◆ **What you will do**:
Every entry must be copied word for word.

◆ **Provided records**:
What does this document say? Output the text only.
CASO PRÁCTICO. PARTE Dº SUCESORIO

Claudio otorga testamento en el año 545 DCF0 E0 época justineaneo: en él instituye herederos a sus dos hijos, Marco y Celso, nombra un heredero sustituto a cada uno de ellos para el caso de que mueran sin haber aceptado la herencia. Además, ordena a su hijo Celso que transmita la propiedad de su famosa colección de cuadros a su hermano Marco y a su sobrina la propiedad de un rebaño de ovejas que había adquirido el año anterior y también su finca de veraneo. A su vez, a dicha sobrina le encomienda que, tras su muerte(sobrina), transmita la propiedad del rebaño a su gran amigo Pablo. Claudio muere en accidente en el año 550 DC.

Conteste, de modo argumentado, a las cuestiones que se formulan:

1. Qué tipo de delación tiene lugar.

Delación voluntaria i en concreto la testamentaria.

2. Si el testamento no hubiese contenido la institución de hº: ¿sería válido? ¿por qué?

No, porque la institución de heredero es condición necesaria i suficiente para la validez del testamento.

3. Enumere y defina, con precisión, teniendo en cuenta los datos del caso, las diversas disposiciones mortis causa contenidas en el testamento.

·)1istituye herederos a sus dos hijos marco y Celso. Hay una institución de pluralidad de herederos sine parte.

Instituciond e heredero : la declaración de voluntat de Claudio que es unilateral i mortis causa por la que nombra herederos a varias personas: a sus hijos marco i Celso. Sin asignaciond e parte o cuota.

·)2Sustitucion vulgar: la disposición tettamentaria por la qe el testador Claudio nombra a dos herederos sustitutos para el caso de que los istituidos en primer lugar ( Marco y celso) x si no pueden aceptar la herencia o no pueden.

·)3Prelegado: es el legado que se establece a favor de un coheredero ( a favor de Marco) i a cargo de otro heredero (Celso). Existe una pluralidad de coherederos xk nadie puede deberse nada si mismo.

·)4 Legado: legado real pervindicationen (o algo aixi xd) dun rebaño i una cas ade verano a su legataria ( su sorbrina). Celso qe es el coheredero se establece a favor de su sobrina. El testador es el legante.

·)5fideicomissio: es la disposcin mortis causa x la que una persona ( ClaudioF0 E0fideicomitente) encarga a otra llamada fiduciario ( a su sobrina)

◆ **Finished task**:
What does this document say? Output the text only.
CASO PRÁCTICO. PARTE Dº SUCESORIO

Claudio otorga testamento en el año 545 DCF0 E0 época justineaneo: en él instituye herederos a sus dos hijos, Marco y Celso, nombra un heredero sustituto a cada uno de ellos para el caso de que mueran sin haber aceptado la herencia. Además, ordena a su hijo Celso que transmita la propiedad de su famosa colección de cuadros a su hermano Marco y a su sobrina la propiedad de un rebaño de ovejas que había adquirido el año anterior y también su finca de veraneo. A su vez, a dicha sobrina le encomienda que, tras su muerte(sobrina), transmita la propiedad del rebaño a su gran amigo Pablo. Claudio muere en accidente en el año 550 DC.

Conteste, de modo argumentado, a las cuestiones que se formulan:

1. Qué tipo de delación tiene lugar.

Delación voluntaria i en concreto la testamentaria.

2. Si el testamento no hubiese contenido la institución de hº: ¿sería válido? ¿por qué?

No, porque la institución de heredero es condición necesaria i suficiente para la validez del testamento.

3. Enumere y defina, con precisión, teniendo en cuenta los datos del caso, las diversas disposiciones mortis causa contenidas en el testamento.

·)1istituye herederos a sus dos hijos marco y Celso. Hay una institución de pluralidad de herederos sine parte.

Instituciond e heredero : la declaración de voluntat de Claudio que es unilateral i mortis causa por la que nombra herederos a varias personas: a sus hijos marco i Celso. Sin asignaciond e parte o cuota.

·)2Sustitucion vulgar: la disposición tettamentaria por la qe el testador Claudio nombra a dos herederos sustitutos para el caso de que los istituidos en primer lugar ( Marco y celso) x si no pueden aceptar la herencia o no pueden.

·)3Prelegado: es el legado que se establece a favor de un coheredero ( a favor de Marco) i a cargo de otro heredero (Celso). Existe una pluralidad de coherederos xk nadie puede deberse nada si mismo.

·)4 Legado: legado real pervindicationen (o algo aixi xd) dun rebaño i una cas ade verano a su legataria ( su sorbrina). Celso qe es el coheredero se establece a favor de su sobrina. El testador es el legante.

·)5fideicomissio: es la disposcin mortis causa x la que una persona ( ClaudioF0 E0fideicomitente) encarga a otra llamada fiduciario ( a su sobrina)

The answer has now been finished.